▶ **DIRECTIVE**:
Tally every line featuring "QUIZ", then give that tally alone.

** Begin MATERIAL TO PROCESS **

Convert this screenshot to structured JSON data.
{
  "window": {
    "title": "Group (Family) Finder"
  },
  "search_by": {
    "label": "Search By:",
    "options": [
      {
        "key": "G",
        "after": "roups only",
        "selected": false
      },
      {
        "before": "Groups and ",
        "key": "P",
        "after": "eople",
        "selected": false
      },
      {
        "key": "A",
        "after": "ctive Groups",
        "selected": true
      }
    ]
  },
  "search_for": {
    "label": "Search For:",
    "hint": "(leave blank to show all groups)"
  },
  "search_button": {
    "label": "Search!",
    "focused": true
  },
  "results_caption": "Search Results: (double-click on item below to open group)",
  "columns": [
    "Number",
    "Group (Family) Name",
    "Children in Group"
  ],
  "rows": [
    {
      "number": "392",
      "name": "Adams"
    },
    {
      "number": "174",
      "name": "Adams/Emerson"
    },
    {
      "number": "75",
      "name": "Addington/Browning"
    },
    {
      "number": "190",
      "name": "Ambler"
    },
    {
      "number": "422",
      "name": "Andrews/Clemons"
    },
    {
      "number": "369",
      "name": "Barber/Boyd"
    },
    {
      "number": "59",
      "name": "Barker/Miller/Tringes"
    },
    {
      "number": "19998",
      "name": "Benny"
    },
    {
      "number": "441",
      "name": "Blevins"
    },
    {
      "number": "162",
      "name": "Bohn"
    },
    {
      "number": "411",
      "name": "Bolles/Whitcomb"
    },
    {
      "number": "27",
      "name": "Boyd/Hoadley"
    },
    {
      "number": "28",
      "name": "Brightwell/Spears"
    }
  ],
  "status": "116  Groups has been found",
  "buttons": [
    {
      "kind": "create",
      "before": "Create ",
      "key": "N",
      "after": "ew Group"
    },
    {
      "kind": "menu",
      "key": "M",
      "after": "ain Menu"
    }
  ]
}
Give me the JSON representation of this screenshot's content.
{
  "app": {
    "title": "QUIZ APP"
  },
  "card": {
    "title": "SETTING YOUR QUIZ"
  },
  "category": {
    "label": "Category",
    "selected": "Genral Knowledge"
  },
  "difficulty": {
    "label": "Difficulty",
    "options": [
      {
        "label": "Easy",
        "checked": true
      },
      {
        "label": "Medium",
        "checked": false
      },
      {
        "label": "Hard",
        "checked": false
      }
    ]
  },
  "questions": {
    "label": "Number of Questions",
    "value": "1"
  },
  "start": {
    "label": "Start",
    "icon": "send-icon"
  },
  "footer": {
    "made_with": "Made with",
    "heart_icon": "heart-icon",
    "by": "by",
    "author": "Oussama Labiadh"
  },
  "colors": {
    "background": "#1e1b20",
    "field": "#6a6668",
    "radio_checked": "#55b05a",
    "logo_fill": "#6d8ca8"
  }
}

** End MATERIAL TO PROCESS **

▶ **ANSWER FOR THIS EXERCISE**:
2